Return all of the data exactly, with nothing left out but the pictures.

**** Material provided ****

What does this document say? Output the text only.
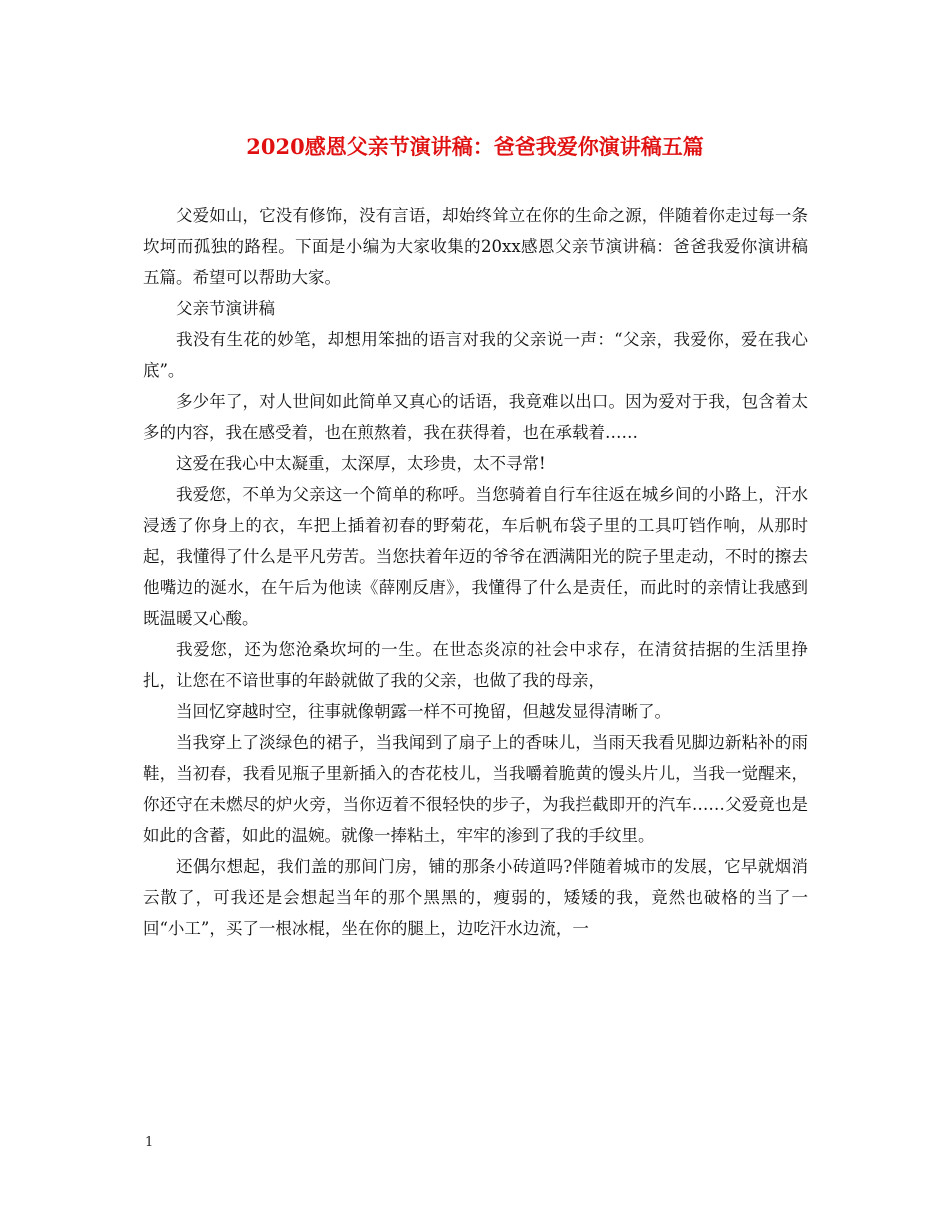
2020感恩父亲节演讲稿：爸爸我爱你演讲稿五篇

父爱如山，它没有修饰，没有言语，却始终耸立在你的生命之源，伴随着你走过每一条坎坷而孤独的路程。下面是小编为大家收集的20xx感恩父亲节演讲稿：爸爸我爱你演讲稿五篇。希望可以帮助大家。

父亲节演讲稿

我没有生花的妙笔，却想用笨拙的语言对我的父亲说一声：“父亲，我爱你，爱在我心底”。

多少年了，对人世间如此简单又真心的话语，我竟难以出口。因为爱对于我，包含着太多的内容，我在感受着，也在煎熬着，我在获得着，也在承载着……

这爱在我心中太凝重，太深厚，太珍贵，太不寻常!

我爱您，不单为父亲这一个简单的称呼。当您骑着自行车往返在城乡间的小路上，汗水浸透了你身上的衣，车把上插着初春的野菊花，车后帆布袋子里的工具叮铛作响，从那时起，我懂得了什么是平凡劳苦。当您扶着年迈的爷爷在洒满阳光的院子里走动，不时的擦去他嘴边的涎水，在午后为他读《薛刚反唐》，我懂得了什么是责任，而此时的亲情让我感到既温暖又心酸。

我爱您，还为您沧桑坎坷的一生。在世态炎凉的社会中求存，在清贫拮据的生活里挣扎，让您在不谙世事的年龄就做了我的父亲，也做了我的母亲，

当回忆穿越时空，往事就像朝露一样不可挽留，但越发显得清晰了。

当我穿上了淡绿色的裙子，当我闻到了扇子上的香味儿，当雨天我看见脚边新粘补的雨鞋，当初春，我看见瓶子里新插入的杏花枝儿，当我嚼着脆黄的馒头片儿，当我一觉醒来，你还守在未燃尽的炉火旁，当你迈着不很轻快的步子，为我拦截即开的汽车……父爱竟也是如此的含蓄，如此的温婉。就像一捧粘土，牢牢的渗到了我的手纹里。

还偶尔想起，我们盖的那间门房，铺的那条小砖道吗?伴随着城市的发展，它早就烟消云散了，可我还是会想起当年的那个黑黑的，瘦弱的，矮矮的我，竟然也破格的当了一回“小工”，买了一根冰棍，坐在你的腿上，边吃汗水边流，一

1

****

--- Task output ---
What does this document say? Output the text only.
2020感恩父亲节演讲稿：爸爸我爱你演讲稿五篇

父爱如山，它没有修饰，没有言语，却始终耸立在你的生命之源，伴随着你走过每一条坎坷而孤独的路程。下面是小编为大家收集的20xx感恩父亲节演讲稿：爸爸我爱你演讲稿五篇。希望可以帮助大家。

父亲节演讲稿

我没有生花的妙笔，却想用笨拙的语言对我的父亲说一声：“父亲，我爱你，爱在我心底”。

多少年了，对人世间如此简单又真心的话语，我竟难以出口。因为爱对于我，包含着太多的内容，我在感受着，也在煎熬着，我在获得着，也在承载着……

这爱在我心中太凝重，太深厚，太珍贵，太不寻常!

我爱您，不单为父亲这一个简单的称呼。当您骑着自行车往返在城乡间的小路上，汗水浸透了你身上的衣，车把上插着初春的野菊花，车后帆布袋子里的工具叮铛作响，从那时起，我懂得了什么是平凡劳苦。当您扶着年迈的爷爷在洒满阳光的院子里走动，不时的擦去他嘴边的涎水，在午后为他读《薛刚反唐》，我懂得了什么是责任，而此时的亲情让我感到既温暖又心酸。

我爱您，还为您沧桑坎坷的一生。在世态炎凉的社会中求存，在清贫拮据的生活里挣扎，让您在不谙世事的年龄就做了我的父亲，也做了我的母亲，

当回忆穿越时空，往事就像朝露一样不可挽留，但越发显得清晰了。

当我穿上了淡绿色的裙子，当我闻到了扇子上的香味儿，当雨天我看见脚边新粘补的雨鞋，当初春，我看见瓶子里新插入的杏花枝儿，当我嚼着脆黄的馒头片儿，当我一觉醒来，你还守在未燃尽的炉火旁，当你迈着不很轻快的步子，为我拦截即开的汽车……父爱竟也是如此的含蓄，如此的温婉。就像一捧粘土，牢牢的渗到了我的手纹里。

还偶尔想起，我们盖的那间门房，铺的那条小砖道吗?伴随着城市的发展，它早就烟消云散了，可我还是会想起当年的那个黑黑的，瘦弱的，矮矮的我，竟然也破格的当了一回“小工”，买了一根冰棍，坐在你的腿上，边吃汗水边流，一

1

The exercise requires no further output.